— Begin The input —

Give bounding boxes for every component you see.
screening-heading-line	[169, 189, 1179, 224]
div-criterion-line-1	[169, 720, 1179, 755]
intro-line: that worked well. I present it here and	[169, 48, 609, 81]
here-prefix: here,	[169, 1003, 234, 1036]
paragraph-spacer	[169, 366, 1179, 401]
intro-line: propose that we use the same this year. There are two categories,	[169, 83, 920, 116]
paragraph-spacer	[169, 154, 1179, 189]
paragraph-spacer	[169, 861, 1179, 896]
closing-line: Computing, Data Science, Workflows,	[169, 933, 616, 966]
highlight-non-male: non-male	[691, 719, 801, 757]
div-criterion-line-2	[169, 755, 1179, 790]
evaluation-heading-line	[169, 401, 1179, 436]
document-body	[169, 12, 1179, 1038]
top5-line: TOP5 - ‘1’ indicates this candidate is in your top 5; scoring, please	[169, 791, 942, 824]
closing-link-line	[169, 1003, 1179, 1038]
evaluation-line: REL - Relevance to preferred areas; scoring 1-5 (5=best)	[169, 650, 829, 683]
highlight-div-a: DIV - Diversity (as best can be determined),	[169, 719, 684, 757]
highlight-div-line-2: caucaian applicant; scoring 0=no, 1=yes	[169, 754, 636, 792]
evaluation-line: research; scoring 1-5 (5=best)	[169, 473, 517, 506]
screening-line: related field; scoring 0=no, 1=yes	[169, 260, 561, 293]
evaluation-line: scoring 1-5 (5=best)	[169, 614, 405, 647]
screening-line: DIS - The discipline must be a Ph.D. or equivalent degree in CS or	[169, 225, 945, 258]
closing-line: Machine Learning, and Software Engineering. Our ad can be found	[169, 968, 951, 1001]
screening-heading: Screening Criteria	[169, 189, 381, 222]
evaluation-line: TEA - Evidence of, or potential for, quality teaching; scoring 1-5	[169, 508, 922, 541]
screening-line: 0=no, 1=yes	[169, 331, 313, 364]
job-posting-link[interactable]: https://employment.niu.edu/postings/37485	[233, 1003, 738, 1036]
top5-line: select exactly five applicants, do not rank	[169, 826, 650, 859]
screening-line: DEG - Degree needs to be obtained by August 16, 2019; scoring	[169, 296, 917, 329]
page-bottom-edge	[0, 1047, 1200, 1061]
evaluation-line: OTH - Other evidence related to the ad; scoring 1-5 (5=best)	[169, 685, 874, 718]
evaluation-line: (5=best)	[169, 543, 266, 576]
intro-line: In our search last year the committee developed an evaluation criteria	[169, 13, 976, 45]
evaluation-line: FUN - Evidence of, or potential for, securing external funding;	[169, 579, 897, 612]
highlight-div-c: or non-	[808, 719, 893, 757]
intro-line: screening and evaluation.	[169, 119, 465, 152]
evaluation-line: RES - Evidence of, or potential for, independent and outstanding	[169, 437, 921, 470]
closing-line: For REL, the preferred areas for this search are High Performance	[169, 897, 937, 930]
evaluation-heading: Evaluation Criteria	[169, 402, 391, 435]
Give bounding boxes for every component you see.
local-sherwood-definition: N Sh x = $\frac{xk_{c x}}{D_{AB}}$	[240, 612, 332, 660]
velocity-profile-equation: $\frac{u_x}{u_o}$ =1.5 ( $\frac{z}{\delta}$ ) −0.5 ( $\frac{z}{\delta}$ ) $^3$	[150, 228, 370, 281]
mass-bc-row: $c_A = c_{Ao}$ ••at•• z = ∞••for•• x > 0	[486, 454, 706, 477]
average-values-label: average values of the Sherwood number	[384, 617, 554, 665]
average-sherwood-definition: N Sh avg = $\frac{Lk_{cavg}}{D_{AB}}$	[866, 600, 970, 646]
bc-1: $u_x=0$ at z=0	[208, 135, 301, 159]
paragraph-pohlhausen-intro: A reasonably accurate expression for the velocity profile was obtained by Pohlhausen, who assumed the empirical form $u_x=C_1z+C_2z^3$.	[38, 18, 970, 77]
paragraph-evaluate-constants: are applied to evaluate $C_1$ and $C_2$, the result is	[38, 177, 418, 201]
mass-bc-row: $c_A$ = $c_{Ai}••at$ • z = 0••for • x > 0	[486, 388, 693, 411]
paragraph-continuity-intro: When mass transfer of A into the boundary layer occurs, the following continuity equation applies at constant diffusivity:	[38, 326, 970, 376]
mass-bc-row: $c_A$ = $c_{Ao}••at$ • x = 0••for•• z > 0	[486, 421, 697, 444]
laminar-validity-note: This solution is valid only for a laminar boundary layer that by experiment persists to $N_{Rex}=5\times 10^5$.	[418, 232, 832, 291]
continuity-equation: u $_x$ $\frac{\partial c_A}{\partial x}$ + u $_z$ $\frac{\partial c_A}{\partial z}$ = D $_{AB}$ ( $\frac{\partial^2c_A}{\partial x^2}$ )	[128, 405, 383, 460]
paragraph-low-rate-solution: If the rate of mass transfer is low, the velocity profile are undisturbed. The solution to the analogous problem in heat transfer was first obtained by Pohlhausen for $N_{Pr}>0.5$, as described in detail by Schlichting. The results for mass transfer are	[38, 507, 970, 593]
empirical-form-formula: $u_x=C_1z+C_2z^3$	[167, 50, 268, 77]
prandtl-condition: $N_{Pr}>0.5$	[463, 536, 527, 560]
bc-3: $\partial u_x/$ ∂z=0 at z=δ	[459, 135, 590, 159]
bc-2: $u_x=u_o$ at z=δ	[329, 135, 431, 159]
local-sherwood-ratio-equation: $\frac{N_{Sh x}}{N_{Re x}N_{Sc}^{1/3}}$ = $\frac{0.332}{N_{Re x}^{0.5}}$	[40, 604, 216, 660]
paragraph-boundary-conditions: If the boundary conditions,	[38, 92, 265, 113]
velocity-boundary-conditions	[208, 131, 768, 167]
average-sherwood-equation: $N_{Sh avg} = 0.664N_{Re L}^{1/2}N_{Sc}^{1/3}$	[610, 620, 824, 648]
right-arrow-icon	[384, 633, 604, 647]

— End The input —

• **Problem to solve**
Rewrite all of the items above, substituting "rating" for every occurrence of "scoring" and keeping everything else the same.

• **Solved problem**
Give bounding boxes for every component you see.
screening-heading-line	[169, 189, 1179, 224]
div-criterion-line-1	[169, 720, 1179, 755]
intro-line: that worked well. I present it here and	[169, 48, 609, 81]
here-prefix: here,	[169, 1003, 234, 1036]
paragraph-spacer	[169, 366, 1179, 401]
intro-line: propose that we use the same this year. There are two categories,	[169, 83, 920, 116]
paragraph-spacer	[169, 154, 1179, 189]
paragraph-spacer	[169, 861, 1179, 896]
closing-line: Computing, Data Science, Workflows,	[169, 933, 616, 966]
highlight-non-male: non-male	[691, 719, 801, 757]
div-criterion-line-2	[169, 755, 1179, 790]
evaluation-heading-line	[169, 401, 1179, 436]
document-body	[169, 12, 1179, 1038]
top5-line: TOP5 - ‘1’ indicates this candidate is in your top 5; rating, please	[169, 791, 942, 824]
closing-link-line	[169, 1003, 1179, 1038]
evaluation-line: REL - Relevance to preferred areas; rating 1-5 (5=best)	[169, 650, 829, 683]
highlight-div-a: DIV - Diversity (as best can be determined),	[169, 719, 684, 757]
highlight-div-line-2: caucaian applicant; rating 0=no, 1=yes	[169, 754, 636, 792]
evaluation-line: research; rating 1-5 (5=best)	[169, 473, 517, 506]
screening-line: related field; rating 0=no, 1=yes	[169, 260, 561, 293]
evaluation-line: rating 1-5 (5=best)	[169, 614, 405, 647]
screening-line: DIS - The discipline must be a Ph.D. or equivalent degree in CS or	[169, 225, 945, 258]
closing-line: Machine Learning, and Software Engineering. Our ad can be found	[169, 968, 951, 1001]
screening-heading: Screening Criteria	[169, 189, 381, 222]
evaluation-line: TEA - Evidence of, or potential for, quality teaching; rating 1-5	[169, 508, 922, 541]
screening-line: 0=no, 1=yes	[169, 331, 313, 364]
job-posting-link[interactable]: https://employment.niu.edu/postings/37485	[233, 1003, 738, 1036]
top5-line: select exactly five applicants, do not rank	[169, 826, 650, 859]
screening-line: DEG - Degree needs to be obtained by August 16, 2019; rating	[169, 296, 917, 329]
page-bottom-edge	[0, 1047, 1200, 1061]
evaluation-line: OTH - Other evidence related to the ad; rating 1-5 (5=best)	[169, 685, 874, 718]
evaluation-line: (5=best)	[169, 543, 266, 576]
intro-line: In our search last year the committee developed an evaluation criteria	[169, 13, 976, 45]
evaluation-line: FUN - Evidence of, or potential for, securing external funding;	[169, 579, 897, 612]
highlight-div-c: or non-	[808, 719, 893, 757]
intro-line: screening and evaluation.	[169, 119, 465, 152]
evaluation-line: RES - Evidence of, or potential for, independent and outstanding	[169, 437, 921, 470]
closing-line: For REL, the preferred areas for this search are High Performance	[169, 897, 937, 930]
evaluation-heading: Evaluation Criteria	[169, 402, 391, 435]
Give bounding boxes for every component you see.
local-sherwood-definition: N Sh x = $\frac{xk_{c x}}{D_{AB}}$	[240, 612, 332, 660]
velocity-profile-equation: $\frac{u_x}{u_o}$ =1.5 ( $\frac{z}{\delta}$ ) −0.5 ( $\frac{z}{\delta}$ ) $^3$	[150, 228, 370, 281]
mass-bc-row: $c_A = c_{Ao}$ ••at•• z = ∞••for•• x > 0	[486, 454, 706, 477]
average-values-label: average values of the Sherwood number	[384, 617, 554, 665]
average-sherwood-definition: N Sh avg = $\frac{Lk_{cavg}}{D_{AB}}$	[866, 600, 970, 646]
bc-1: $u_x=0$ at z=0	[208, 135, 301, 159]
paragraph-pohlhausen-intro: A reasonably accurate expression for the velocity profile was obtained by Pohlhausen, who assumed the empirical form $u_x=C_1z+C_2z^3$.	[38, 18, 970, 77]
paragraph-evaluate-constants: are applied to evaluate $C_1$ and $C_2$, the result is	[38, 177, 418, 201]
mass-bc-row: $c_A$ = $c_{Ai}••at$ • z = 0••for • x > 0	[486, 388, 693, 411]
paragraph-continuity-intro: When mass transfer of A into the boundary layer occurs, the following continuity equation applies at constant diffusivity:	[38, 326, 970, 376]
mass-bc-row: $c_A$ = $c_{Ao}••at$ • x = 0••for•• z > 0	[486, 421, 697, 444]
laminar-validity-note: This solution is valid only for a laminar boundary layer that by experiment persists to $N_{Rex}=5\times 10^5$.	[418, 232, 832, 291]
continuity-equation: u $_x$ $\frac{\partial c_A}{\partial x}$ + u $_z$ $\frac{\partial c_A}{\partial z}$ = D $_{AB}$ ( $\frac{\partial^2c_A}{\partial x^2}$ )	[128, 405, 383, 460]
paragraph-low-rate-solution: If the rate of mass transfer is low, the velocity profile are undisturbed. The solution to the analogous problem in heat transfer was first obtained by Pohlhausen for $N_{Pr}>0.5$, as described in detail by Schlichting. The results for mass transfer are	[38, 507, 970, 593]
empirical-form-formula: $u_x=C_1z+C_2z^3$	[167, 50, 268, 77]
prandtl-condition: $N_{Pr}>0.5$	[463, 536, 527, 560]
bc-3: $\partial u_x/$ ∂z=0 at z=δ	[459, 135, 590, 159]
bc-2: $u_x=u_o$ at z=δ	[329, 135, 431, 159]
local-sherwood-ratio-equation: $\frac{N_{Sh x}}{N_{Re x}N_{Sc}^{1/3}}$ = $\frac{0.332}{N_{Re x}^{0.5}}$	[40, 604, 216, 660]
paragraph-boundary-conditions: If the boundary conditions,	[38, 92, 265, 113]
velocity-boundary-conditions	[208, 131, 768, 167]
average-sherwood-equation: $N_{Sh avg} = 0.664N_{Re L}^{1/2}N_{Sc}^{1/3}$	[610, 620, 824, 648]
right-arrow-icon	[384, 633, 604, 647]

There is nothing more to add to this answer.